══ INFORMATION GIVEN

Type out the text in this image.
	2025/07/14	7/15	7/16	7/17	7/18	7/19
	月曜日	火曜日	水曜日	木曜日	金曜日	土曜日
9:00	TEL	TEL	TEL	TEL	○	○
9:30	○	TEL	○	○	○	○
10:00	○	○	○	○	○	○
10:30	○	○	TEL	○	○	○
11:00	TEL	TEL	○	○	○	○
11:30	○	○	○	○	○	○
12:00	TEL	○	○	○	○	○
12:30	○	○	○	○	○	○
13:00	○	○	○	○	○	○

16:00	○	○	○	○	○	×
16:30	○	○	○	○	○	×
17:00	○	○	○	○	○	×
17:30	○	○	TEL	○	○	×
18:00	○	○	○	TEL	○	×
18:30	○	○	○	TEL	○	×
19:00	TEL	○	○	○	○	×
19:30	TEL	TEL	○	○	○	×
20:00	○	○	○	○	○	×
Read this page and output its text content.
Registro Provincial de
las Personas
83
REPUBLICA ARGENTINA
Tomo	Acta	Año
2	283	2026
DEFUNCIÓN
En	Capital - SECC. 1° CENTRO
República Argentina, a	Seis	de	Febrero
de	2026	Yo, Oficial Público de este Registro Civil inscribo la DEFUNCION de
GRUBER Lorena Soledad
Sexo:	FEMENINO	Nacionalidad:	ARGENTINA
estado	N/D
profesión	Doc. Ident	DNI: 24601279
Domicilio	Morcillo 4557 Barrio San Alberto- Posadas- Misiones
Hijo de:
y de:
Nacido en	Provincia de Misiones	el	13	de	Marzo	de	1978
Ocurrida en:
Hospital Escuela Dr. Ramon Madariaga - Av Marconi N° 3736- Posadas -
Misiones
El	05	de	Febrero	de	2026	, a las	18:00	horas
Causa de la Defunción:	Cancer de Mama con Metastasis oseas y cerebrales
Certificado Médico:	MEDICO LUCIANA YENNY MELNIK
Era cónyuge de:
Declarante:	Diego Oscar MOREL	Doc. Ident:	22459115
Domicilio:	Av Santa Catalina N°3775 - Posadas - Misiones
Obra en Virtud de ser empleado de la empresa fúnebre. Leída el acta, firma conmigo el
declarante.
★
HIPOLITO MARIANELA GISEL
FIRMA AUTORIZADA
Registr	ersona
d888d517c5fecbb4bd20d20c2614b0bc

════

WHAT THE TASK REQUIRES: From the records above, extract every line exactly as it stands.

RESULT OF THE EXERCISE:
Type out the text in this image.
	2025/07/14	7/15	7/16	7/17	7/18	7/19
	月曜日	火曜日	水曜日	木曜日	金曜日	土曜日
9:00	TEL	TEL	TEL	TEL	○	○
9:30	○	TEL	○	○	○	○
10:00	○	○	○	○	○	○
10:30	○	○	TEL	○	○	○
11:00	TEL	TEL	○	○	○	○
11:30	○	○	○	○	○	○
12:00	TEL	○	○	○	○	○
12:30	○	○	○	○	○	○
13:00	○	○	○	○	○	○

16:00	○	○	○	○	○	×
16:30	○	○	○	○	○	×
17:00	○	○	○	○	○	×
17:30	○	○	TEL	○	○	×
18:00	○	○	○	TEL	○	×
18:30	○	○	○	TEL	○	×
19:00	TEL	○	○	○	○	×
19:30	TEL	TEL	○	○	○	×
20:00	○	○	○	○	○	×
Read this page and output its text content.
Registro Provincial de
las Personas
83
REPUBLICA ARGENTINA
Tomo	Acta	Año
2	283	2026
DEFUNCIÓN
En	Capital - SECC. 1° CENTRO
República Argentina, a	Seis	de	Febrero
de	2026	Yo, Oficial Público de este Registro Civil inscribo la DEFUNCION de
GRUBER Lorena Soledad
Sexo:	FEMENINO	Nacionalidad:	ARGENTINA
estado	N/D
profesión	Doc. Ident	DNI: 24601279
Domicilio	Morcillo 4557 Barrio San Alberto- Posadas- Misiones
Hijo de:
y de:
Nacido en	Provincia de Misiones	el	13	de	Marzo	de	1978
Ocurrida en:
Hospital Escuela Dr. Ramon Madariaga - Av Marconi N° 3736- Posadas -
Misiones
El	05	de	Febrero	de	2026	, a las	18:00	horas
Causa de la Defunción:	Cancer de Mama con Metastasis oseas y cerebrales
Certificado Médico:	MEDICO LUCIANA YENNY MELNIK
Era cónyuge de:
Declarante:	Diego Oscar MOREL	Doc. Ident:	22459115
Domicilio:	Av Santa Catalina N°3775 - Posadas - Misiones
Obra en Virtud de ser empleado de la empresa fúnebre. Leída el acta, firma conmigo el
declarante.
★
HIPOLITO MARIANELA GISEL
FIRMA AUTORIZADA
Registr	ersona
d888d517c5fecbb4bd20d20c2614b0bc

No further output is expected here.